— START DATA LISTING —

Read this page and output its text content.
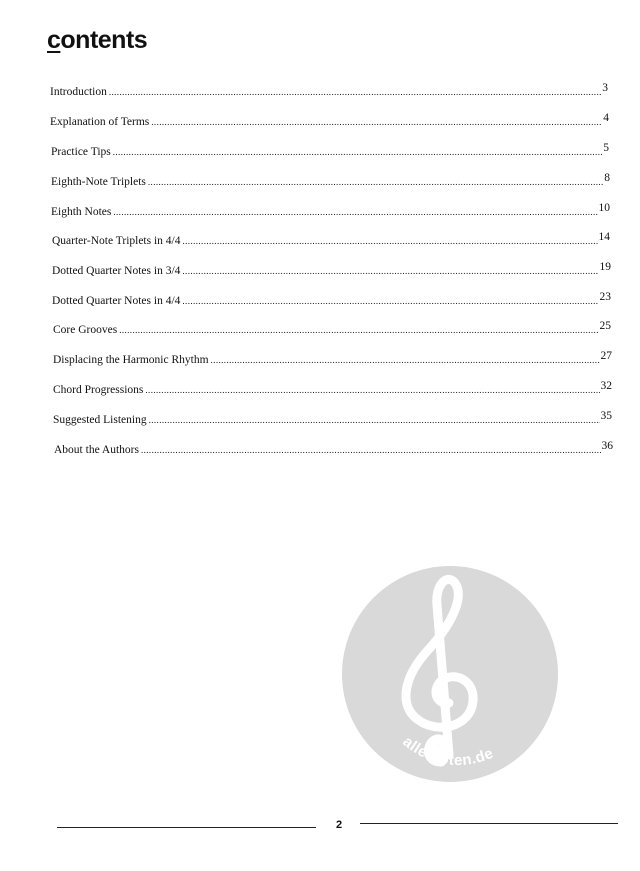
contents
Introduction .....	3
Explanation of Terms .....	4
Practice Tips .....	5
Eighth-Note Triplets .....	8
Eighth Notes .....	10
Quarter-Note Triplets in 4/4 .....	14
Dotted Quarter Notes in 3/4 .....	19
Dotted Quarter Notes in 4/4 .....	23
Core Grooves .....	25
Displacing the Harmonic Rhythm .....	27
Chord Progressions .....	32
Suggested Listening .....	35
About the Authors .....	36
alle-noten.de
2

— END DATA LISTING —

▶ _GOAL_
List all lines from the entries that include the word "Quarter".

▶ _RESULT BELOW_
Quarter-Note Triplets in 4/4 .....	14
Dotted Quarter Notes in 3/4 .....	19
Dotted Quarter Notes in 4/4 .....	23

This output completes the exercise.